(Records about charts and figures)
==*==

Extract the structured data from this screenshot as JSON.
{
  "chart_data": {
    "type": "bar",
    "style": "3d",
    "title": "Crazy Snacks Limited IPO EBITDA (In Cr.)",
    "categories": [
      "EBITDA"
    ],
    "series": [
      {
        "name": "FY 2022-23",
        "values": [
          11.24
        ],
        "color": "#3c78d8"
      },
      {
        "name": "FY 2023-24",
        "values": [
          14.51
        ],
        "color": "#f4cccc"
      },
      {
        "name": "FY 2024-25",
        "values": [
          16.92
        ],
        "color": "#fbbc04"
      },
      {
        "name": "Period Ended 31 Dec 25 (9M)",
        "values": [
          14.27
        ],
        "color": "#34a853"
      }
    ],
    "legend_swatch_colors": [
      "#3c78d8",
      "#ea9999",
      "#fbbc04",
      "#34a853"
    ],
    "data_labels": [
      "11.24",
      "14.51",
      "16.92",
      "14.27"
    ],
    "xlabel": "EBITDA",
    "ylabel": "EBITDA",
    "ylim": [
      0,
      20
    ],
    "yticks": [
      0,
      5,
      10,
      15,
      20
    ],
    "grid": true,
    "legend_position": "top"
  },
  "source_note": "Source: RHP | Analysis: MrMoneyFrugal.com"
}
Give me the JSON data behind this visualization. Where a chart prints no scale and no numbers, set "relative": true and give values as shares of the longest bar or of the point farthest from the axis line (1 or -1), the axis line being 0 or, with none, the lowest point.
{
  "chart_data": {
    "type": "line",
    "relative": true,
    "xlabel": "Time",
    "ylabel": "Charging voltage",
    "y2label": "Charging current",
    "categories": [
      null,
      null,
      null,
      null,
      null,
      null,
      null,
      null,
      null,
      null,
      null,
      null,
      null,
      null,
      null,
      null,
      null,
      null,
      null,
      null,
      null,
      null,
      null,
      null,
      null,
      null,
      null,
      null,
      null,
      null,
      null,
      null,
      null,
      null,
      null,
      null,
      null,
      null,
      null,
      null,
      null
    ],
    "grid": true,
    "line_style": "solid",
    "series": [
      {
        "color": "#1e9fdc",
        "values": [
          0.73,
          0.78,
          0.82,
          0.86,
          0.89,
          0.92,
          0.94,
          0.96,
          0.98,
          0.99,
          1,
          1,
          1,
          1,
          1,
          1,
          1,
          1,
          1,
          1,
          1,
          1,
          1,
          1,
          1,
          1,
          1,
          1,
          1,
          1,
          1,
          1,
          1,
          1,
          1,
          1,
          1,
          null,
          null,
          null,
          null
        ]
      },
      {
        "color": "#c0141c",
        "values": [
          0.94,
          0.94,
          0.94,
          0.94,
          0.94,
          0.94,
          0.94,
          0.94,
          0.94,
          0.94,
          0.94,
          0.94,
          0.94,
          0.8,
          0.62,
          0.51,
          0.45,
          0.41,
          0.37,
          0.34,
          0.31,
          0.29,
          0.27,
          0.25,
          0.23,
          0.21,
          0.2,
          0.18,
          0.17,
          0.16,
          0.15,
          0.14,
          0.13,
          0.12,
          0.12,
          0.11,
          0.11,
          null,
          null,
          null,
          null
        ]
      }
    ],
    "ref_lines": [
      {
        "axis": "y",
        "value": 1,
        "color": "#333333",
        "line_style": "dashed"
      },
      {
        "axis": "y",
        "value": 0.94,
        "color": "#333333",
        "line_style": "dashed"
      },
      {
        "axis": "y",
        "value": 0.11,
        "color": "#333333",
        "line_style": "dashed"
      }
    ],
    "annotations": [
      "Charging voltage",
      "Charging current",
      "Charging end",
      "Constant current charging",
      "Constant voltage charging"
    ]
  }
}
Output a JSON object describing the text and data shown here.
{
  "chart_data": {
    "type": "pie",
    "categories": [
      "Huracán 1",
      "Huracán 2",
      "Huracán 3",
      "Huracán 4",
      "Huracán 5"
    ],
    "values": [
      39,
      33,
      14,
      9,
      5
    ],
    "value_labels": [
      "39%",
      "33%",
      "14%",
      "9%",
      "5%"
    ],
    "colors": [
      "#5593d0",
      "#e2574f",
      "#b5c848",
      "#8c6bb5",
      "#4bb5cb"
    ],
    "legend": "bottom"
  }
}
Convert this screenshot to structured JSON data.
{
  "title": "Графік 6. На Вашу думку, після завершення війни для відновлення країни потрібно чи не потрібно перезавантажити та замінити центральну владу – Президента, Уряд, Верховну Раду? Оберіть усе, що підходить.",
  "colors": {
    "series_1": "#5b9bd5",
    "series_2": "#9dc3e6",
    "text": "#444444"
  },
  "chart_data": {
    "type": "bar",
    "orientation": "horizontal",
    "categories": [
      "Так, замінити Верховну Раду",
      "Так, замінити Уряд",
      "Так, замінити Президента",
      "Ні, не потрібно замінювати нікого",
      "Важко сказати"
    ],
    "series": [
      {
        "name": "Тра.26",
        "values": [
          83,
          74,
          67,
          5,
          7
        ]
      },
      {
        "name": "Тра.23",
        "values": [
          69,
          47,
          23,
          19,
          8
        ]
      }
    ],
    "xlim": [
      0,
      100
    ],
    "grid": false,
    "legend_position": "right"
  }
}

==*==

Problem —
Copy each line containing the word "title" from the data.

Exercise output —
    "title": "Crazy Snacks Limited IPO EBITDA (In Cr.)",
  "title": "Графік 6. На Вашу думку, після завершення війни для відновлення країни потрібно чи не потрібно перезавантажити та замінити центральну владу – Президента, Уряд, Верховну Раду? Оберіть усе, що підходить.",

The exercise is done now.